━━━━━ RECORDS PROVIDED
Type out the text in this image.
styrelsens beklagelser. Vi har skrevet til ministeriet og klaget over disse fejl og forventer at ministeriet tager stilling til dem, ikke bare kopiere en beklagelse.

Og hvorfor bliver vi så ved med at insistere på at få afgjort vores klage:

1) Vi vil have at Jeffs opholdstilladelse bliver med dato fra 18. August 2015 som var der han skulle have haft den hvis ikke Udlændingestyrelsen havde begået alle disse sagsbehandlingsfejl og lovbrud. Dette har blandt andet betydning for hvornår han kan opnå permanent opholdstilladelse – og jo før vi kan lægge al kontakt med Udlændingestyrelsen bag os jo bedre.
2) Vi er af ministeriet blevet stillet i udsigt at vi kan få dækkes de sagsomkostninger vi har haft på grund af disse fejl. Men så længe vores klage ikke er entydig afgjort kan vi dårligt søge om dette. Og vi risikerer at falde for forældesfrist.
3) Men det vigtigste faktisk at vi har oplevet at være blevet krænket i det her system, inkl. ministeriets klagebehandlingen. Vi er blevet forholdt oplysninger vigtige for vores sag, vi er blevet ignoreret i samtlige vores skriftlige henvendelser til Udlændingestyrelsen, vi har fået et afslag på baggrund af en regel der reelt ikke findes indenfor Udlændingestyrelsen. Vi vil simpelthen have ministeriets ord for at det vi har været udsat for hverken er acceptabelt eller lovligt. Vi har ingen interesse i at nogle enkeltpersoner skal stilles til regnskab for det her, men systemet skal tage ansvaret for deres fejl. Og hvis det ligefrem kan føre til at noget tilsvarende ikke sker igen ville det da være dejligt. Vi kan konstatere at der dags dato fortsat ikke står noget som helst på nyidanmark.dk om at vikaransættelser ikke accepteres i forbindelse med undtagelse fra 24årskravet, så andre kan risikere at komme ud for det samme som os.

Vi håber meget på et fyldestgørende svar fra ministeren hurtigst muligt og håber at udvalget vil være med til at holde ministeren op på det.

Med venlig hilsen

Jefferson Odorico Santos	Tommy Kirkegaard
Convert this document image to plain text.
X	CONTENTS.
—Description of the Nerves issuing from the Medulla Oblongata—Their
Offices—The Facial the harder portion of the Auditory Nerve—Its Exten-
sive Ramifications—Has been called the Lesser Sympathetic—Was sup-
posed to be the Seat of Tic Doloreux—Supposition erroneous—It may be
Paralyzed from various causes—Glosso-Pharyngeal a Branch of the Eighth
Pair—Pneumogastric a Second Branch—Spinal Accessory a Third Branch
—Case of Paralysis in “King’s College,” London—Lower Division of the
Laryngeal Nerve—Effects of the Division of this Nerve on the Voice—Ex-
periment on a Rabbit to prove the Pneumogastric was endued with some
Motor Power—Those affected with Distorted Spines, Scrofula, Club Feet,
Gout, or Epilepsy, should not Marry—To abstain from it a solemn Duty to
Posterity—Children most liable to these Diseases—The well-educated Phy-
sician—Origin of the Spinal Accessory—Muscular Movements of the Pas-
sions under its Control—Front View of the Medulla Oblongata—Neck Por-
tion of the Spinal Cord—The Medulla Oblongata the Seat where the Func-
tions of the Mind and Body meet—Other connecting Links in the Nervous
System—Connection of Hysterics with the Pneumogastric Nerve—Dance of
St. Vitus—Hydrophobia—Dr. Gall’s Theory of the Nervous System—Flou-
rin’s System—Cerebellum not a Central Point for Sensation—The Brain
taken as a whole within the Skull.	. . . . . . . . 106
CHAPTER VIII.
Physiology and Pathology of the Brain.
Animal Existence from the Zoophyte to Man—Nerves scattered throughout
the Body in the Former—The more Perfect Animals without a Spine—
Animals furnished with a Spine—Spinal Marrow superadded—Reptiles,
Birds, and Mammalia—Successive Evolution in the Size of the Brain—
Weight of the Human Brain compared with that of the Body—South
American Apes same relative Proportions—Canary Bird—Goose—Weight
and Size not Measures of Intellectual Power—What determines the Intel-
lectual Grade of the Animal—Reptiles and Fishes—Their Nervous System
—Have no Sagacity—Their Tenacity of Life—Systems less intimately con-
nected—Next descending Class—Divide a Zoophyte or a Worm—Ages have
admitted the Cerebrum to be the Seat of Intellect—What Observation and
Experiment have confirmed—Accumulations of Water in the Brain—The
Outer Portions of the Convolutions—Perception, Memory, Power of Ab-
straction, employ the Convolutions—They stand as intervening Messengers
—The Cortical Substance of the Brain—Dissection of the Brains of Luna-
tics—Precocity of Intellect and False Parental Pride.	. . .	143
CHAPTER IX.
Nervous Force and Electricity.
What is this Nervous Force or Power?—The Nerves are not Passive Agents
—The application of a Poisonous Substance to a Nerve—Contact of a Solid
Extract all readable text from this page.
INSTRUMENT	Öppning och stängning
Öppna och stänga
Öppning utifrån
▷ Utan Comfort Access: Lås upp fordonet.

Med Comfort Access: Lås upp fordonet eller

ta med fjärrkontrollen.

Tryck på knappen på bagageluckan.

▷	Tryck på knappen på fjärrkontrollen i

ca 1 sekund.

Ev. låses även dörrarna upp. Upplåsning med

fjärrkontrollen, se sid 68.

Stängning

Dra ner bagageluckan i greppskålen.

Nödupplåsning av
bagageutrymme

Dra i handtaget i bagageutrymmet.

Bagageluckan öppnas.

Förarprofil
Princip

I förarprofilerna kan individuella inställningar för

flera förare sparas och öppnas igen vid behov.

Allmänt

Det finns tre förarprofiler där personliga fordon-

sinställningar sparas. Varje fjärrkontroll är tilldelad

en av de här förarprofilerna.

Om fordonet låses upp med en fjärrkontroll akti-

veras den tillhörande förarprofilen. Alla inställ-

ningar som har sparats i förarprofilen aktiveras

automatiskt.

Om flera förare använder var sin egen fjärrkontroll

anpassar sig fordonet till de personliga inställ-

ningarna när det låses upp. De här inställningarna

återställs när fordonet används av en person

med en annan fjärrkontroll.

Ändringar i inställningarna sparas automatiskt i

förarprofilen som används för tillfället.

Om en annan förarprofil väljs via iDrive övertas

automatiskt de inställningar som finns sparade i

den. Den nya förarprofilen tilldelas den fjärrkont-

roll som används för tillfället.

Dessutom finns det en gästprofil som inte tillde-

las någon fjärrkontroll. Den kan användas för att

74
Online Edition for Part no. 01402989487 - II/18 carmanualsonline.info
━━━━━━━━━━
→ WHAT YOU NEED TO DO
Identify every line holding the word "Brain" and copy it out.

→ ANSWER TO THIS TASK
rin’s System—Cerebellum not a Central Point for Sensation—The Brain
Physiology and Pathology of the Brain.
Birds, and Mammalia—Successive Evolution in the Size of the Brain—
Weight of the Human Brain compared with that of the Body—South
Experiment have confirmed—Accumulations of Water in the Brain—The
—The Cortical Substance of the Brain—Dissection of the Brains of Luna-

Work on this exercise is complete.